Copy each line below that contains "authorized".

Collected data:
+ + + + +

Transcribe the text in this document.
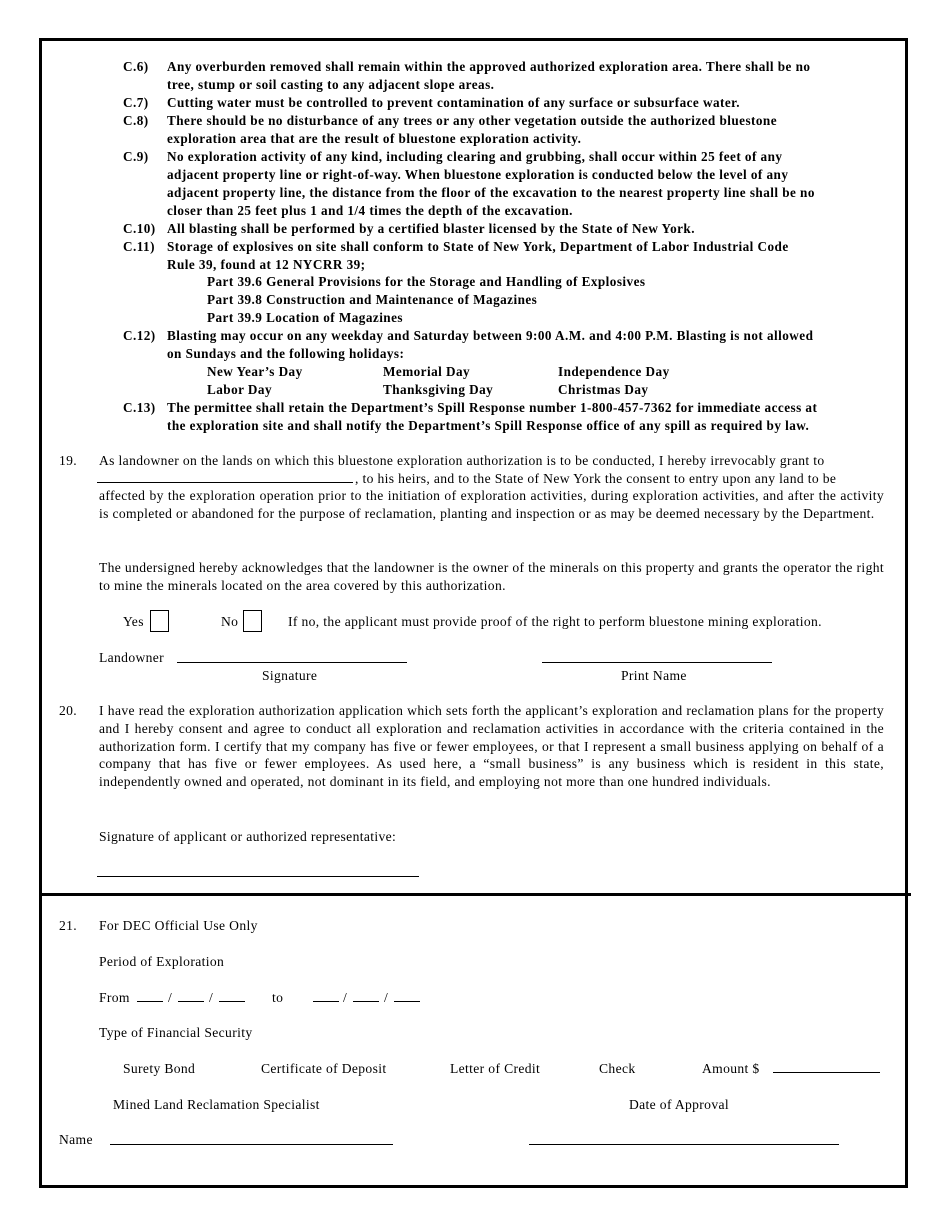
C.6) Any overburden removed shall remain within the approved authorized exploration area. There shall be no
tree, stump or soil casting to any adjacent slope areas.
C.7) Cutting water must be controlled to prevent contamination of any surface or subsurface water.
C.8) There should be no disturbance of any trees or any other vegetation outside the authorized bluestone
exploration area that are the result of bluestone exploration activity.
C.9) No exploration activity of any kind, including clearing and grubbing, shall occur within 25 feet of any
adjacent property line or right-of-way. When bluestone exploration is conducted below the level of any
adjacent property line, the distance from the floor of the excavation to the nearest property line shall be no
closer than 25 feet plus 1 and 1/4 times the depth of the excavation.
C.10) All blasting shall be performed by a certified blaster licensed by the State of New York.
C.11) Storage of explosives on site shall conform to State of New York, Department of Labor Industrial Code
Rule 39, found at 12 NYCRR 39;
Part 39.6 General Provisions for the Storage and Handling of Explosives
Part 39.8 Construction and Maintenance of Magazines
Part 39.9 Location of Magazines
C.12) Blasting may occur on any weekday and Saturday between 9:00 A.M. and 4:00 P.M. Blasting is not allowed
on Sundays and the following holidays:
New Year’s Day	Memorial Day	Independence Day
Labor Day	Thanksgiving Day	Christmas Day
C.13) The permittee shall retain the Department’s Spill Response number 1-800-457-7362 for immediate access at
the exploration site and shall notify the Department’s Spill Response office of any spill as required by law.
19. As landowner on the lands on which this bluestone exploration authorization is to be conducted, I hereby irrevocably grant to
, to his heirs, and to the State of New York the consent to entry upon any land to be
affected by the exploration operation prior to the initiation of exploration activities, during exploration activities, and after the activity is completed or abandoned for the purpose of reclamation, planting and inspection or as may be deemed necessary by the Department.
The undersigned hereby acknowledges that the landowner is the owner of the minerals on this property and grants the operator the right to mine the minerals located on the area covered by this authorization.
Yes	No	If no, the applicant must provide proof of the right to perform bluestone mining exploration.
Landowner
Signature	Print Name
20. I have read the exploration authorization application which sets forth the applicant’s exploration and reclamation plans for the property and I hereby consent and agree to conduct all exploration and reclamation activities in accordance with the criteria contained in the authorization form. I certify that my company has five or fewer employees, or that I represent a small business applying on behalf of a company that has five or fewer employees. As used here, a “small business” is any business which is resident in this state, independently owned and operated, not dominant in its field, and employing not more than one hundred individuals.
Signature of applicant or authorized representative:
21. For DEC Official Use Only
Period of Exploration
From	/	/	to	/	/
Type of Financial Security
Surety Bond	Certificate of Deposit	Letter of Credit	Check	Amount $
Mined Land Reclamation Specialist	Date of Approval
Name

+ + + + +

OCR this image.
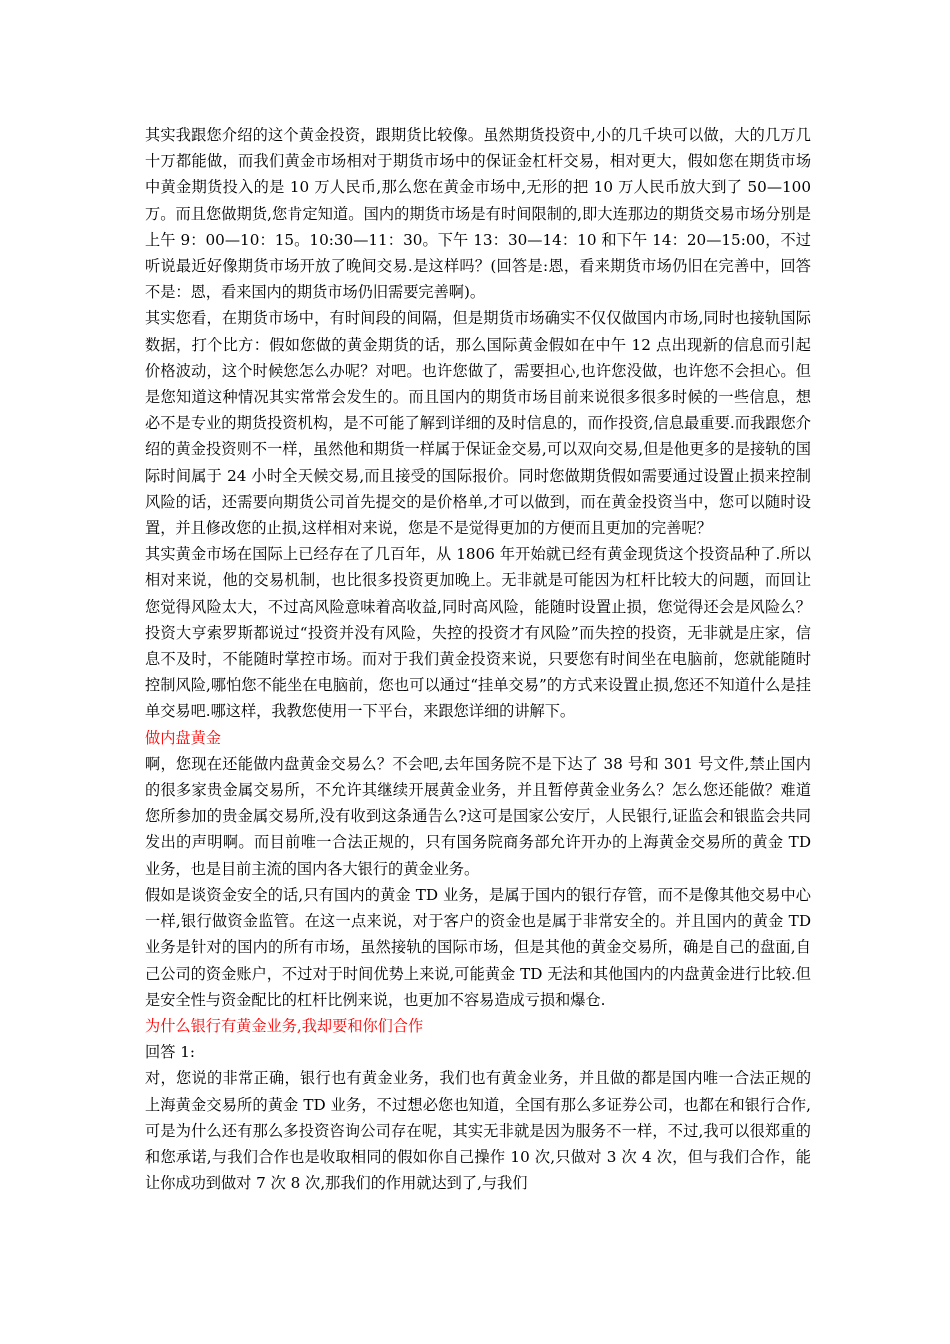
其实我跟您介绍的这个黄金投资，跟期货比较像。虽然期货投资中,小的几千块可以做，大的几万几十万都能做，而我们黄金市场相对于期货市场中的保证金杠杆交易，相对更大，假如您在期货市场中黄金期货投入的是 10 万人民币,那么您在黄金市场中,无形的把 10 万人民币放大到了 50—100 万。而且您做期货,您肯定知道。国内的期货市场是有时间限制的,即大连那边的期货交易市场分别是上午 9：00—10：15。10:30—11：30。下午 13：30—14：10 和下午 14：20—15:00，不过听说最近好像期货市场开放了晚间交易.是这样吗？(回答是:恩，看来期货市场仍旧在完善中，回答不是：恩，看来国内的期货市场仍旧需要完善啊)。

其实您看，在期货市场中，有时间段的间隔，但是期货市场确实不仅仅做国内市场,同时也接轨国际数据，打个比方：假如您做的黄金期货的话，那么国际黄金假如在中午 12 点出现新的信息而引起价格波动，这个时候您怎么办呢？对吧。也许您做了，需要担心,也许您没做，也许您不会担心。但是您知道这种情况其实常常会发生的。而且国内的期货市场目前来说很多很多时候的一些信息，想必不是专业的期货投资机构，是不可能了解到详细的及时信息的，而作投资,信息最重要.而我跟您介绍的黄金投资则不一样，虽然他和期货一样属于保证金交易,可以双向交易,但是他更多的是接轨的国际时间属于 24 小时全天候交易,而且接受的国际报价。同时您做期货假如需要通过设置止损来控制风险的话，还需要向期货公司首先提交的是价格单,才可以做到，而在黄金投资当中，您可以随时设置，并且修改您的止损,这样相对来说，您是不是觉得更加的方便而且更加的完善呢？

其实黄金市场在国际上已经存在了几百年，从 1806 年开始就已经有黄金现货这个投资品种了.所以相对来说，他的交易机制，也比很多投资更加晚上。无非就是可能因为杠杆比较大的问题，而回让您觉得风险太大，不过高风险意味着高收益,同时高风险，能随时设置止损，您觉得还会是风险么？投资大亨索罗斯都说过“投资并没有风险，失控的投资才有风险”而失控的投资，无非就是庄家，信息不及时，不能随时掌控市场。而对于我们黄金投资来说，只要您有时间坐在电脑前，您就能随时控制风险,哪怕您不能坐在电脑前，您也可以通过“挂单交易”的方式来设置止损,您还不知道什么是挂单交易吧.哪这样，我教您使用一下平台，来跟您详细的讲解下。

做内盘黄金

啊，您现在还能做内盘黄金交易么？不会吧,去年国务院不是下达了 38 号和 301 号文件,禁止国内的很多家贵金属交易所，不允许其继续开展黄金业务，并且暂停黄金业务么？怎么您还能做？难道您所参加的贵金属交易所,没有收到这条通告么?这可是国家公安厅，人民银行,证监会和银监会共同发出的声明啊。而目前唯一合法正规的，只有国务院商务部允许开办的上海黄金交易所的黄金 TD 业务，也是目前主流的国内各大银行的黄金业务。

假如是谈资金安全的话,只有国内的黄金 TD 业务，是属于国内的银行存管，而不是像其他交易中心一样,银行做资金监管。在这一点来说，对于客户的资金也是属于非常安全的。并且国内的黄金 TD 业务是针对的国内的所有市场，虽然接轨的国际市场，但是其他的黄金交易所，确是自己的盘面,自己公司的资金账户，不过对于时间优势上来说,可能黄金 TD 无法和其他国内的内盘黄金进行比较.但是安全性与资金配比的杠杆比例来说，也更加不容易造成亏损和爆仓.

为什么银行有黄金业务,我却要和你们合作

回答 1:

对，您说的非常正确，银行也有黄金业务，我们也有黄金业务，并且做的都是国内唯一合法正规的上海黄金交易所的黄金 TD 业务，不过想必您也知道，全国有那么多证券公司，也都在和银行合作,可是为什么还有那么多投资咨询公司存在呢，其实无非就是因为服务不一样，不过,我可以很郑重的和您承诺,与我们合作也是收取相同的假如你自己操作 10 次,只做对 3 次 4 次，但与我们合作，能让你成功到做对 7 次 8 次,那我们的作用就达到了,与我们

+ + + + +

▸ ANSWER FOR THE TASK:
C.6) Any overburden removed shall remain within the approved authorized exploration area. There shall be no
C.8) There should be no disturbance of any trees or any other vegetation outside the authorized bluestone
Signature of applicant or authorized representative:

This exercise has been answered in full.